→ Written exercise: Repeat exactly the lines from the line containing "Read all visible content and emit it as JSON." to the last line of the listing, including both.

→ Data supplied:
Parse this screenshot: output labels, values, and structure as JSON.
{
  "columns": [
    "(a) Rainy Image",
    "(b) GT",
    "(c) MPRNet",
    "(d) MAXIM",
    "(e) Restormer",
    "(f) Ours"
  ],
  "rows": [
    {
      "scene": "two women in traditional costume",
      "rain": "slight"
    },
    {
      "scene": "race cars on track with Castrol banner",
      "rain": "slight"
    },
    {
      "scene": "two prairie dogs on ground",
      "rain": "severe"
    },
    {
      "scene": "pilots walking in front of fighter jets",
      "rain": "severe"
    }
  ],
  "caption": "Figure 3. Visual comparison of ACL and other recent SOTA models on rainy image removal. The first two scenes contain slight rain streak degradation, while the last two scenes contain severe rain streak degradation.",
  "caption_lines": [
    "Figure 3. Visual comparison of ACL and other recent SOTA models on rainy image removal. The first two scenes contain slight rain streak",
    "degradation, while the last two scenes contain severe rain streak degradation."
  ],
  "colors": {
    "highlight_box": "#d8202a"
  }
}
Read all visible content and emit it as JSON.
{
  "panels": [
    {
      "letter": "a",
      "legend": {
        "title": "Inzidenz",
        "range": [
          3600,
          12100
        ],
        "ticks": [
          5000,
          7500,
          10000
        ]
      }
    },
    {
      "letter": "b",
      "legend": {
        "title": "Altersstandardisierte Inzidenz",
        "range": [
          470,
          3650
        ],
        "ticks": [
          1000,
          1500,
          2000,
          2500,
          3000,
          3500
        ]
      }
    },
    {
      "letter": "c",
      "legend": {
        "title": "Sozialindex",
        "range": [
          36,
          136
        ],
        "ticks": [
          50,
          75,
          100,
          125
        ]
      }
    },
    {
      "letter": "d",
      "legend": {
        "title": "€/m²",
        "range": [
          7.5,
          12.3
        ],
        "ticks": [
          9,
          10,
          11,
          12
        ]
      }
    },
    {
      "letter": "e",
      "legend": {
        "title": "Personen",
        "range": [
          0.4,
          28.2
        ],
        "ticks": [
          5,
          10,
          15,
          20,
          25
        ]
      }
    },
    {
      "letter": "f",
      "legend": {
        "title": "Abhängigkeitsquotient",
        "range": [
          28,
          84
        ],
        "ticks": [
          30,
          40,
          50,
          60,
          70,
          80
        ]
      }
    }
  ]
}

→ Written answer:
Read all visible content and emit it as JSON.
{
  "panels": [
    {
      "letter": "a",
      "legend": {
        "title": "Inzidenz",
        "range": [
          3600,
          12100
        ],
        "ticks": [
          5000,
          7500,
          10000
        ]
      }
    },
    {
      "letter": "b",
      "legend": {
        "title": "Altersstandardisierte Inzidenz",
        "range": [
          470,
          3650
        ],
        "ticks": [
          1000,
          1500,
          2000,
          2500,
          3000,
          3500
        ]
      }
    },
    {
      "letter": "c",
      "legend": {
        "title": "Sozialindex",
        "range": [
          36,
          136
        ],
        "ticks": [
          50,
          75,
          100,
          125
        ]
      }
    },
    {
      "letter": "d",
      "legend": {
        "title": "€/m²",
        "range": [
          7.5,
          12.3
        ],
        "ticks": [
          9,
          10,
          11,
          12
        ]
      }
    },
    {
      "letter": "e",
      "legend": {
        "title": "Personen",
        "range": [
          0.4,
          28.2
        ],
        "ticks": [
          5,
          10,
          15,
          20,
          25
        ]
      }
    },
    {
      "letter": "f",
      "legend": {
        "title": "Abhängigkeitsquotient",
        "range": [
          28,
          84
        ],
        "ticks": [
          30,
          40,
          50,
          60,
          70,
          80
        ]
      }
    }
  ]
}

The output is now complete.